--- Written instruction ---
Scan the entries below and extract each line with the word "this" in it.

--- Records shown ---
►

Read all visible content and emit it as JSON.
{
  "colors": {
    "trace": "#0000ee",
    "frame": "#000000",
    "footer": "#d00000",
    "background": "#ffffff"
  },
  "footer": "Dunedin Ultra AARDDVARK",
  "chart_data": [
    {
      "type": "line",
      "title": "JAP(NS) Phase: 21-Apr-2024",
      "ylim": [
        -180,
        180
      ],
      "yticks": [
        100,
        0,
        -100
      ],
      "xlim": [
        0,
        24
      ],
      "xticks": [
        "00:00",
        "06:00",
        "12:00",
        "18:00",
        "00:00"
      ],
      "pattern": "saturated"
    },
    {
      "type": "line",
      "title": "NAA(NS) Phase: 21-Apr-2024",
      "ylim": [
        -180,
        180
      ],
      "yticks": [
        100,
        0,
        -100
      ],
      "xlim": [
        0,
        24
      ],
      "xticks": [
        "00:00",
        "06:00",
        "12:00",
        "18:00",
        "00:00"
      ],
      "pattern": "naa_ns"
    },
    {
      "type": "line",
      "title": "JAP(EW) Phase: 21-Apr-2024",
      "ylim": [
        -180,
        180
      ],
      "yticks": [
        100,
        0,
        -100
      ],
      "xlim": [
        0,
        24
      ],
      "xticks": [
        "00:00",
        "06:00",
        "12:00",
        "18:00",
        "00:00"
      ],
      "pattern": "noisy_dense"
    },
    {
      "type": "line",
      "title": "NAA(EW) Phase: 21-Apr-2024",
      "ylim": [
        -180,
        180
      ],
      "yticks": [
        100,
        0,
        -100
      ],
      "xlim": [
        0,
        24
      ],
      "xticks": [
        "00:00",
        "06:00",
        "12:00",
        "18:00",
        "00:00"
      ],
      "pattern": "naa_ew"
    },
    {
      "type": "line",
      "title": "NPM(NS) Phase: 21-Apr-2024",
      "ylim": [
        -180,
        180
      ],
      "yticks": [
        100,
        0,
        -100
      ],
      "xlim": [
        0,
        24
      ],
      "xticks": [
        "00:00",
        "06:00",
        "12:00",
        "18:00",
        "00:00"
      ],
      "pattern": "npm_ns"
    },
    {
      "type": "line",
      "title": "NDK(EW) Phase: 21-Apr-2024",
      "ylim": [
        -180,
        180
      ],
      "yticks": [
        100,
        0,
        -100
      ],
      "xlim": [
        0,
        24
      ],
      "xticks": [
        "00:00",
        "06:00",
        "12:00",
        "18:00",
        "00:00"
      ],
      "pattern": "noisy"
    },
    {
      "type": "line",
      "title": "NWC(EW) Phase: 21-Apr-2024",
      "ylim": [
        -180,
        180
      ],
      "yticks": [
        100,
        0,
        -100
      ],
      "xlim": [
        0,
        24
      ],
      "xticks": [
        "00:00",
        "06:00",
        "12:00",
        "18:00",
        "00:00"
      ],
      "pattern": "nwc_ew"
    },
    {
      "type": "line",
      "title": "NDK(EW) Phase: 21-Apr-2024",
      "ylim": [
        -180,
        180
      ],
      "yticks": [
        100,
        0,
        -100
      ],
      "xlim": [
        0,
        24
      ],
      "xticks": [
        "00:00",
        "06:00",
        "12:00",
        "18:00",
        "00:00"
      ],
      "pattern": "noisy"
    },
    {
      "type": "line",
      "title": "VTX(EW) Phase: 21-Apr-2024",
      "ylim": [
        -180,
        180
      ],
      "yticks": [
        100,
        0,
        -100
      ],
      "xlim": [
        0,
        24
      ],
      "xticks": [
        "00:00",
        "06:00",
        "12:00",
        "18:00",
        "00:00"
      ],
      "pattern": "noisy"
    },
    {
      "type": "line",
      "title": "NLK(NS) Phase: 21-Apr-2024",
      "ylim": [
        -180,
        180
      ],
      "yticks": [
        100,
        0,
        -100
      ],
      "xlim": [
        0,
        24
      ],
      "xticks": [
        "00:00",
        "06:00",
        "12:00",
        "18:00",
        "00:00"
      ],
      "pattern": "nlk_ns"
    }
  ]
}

◄
►

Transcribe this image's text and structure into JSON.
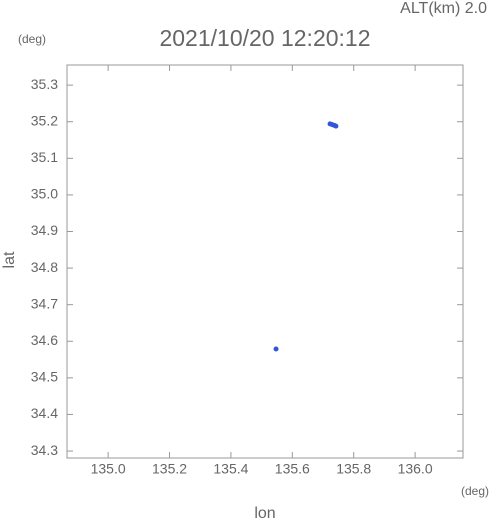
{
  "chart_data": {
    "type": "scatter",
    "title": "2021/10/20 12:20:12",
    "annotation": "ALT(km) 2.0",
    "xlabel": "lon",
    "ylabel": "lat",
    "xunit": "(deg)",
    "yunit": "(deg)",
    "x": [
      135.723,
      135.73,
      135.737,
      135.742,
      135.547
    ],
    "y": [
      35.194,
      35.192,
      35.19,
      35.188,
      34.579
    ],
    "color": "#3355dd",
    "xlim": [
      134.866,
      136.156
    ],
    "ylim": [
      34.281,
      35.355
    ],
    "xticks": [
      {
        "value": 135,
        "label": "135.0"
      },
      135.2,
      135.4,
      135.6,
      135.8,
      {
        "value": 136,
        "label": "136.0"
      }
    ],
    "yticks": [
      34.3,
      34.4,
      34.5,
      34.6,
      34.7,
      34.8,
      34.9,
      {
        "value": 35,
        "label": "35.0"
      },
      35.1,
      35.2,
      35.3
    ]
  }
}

◄
►

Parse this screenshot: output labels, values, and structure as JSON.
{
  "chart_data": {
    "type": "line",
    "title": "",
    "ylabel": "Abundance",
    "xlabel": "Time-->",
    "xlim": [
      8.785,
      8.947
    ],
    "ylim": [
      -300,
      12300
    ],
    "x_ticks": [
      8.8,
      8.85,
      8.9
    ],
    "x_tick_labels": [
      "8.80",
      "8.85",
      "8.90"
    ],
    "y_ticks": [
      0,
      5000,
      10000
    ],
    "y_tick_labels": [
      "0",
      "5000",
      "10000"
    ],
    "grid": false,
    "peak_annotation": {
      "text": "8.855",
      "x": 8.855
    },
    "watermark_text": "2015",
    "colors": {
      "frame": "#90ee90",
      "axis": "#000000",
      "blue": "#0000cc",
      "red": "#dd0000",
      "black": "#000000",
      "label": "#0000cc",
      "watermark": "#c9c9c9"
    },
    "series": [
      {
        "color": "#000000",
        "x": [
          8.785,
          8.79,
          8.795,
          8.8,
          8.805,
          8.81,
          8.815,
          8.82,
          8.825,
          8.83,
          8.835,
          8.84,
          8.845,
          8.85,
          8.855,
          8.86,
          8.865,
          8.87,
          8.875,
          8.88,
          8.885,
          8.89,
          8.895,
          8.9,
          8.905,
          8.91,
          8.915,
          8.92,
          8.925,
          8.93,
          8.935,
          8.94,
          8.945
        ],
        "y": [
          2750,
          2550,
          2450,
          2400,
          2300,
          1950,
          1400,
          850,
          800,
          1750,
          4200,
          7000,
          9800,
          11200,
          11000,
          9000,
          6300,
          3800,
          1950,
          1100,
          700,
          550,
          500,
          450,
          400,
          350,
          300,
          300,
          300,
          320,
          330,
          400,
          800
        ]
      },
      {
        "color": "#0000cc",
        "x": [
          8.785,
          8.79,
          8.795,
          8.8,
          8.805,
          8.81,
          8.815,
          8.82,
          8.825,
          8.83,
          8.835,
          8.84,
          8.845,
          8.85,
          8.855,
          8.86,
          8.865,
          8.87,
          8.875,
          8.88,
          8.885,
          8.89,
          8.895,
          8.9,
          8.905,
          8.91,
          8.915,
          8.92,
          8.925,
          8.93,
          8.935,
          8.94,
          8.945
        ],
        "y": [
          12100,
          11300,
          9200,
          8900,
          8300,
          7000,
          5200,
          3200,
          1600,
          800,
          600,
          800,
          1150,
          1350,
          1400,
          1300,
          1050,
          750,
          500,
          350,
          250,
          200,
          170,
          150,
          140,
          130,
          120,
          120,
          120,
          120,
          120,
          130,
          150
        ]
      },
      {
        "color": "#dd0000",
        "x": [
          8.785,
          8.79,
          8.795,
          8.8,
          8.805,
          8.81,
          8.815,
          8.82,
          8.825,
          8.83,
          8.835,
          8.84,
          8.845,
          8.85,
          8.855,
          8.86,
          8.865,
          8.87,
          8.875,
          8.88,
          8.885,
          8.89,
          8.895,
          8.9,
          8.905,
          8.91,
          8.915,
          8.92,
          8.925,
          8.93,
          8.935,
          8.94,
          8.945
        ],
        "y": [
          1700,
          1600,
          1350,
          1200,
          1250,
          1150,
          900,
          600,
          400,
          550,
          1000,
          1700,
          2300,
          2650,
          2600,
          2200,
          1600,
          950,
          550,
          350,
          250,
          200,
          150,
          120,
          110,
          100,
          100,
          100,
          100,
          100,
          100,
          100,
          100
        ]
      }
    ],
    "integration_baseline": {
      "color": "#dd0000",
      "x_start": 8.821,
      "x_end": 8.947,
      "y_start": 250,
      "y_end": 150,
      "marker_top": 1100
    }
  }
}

◄

--- Response ---
Transcribe this image's text and structure into JSON.
Parse this screenshot: output labels, values, and structure as JSON.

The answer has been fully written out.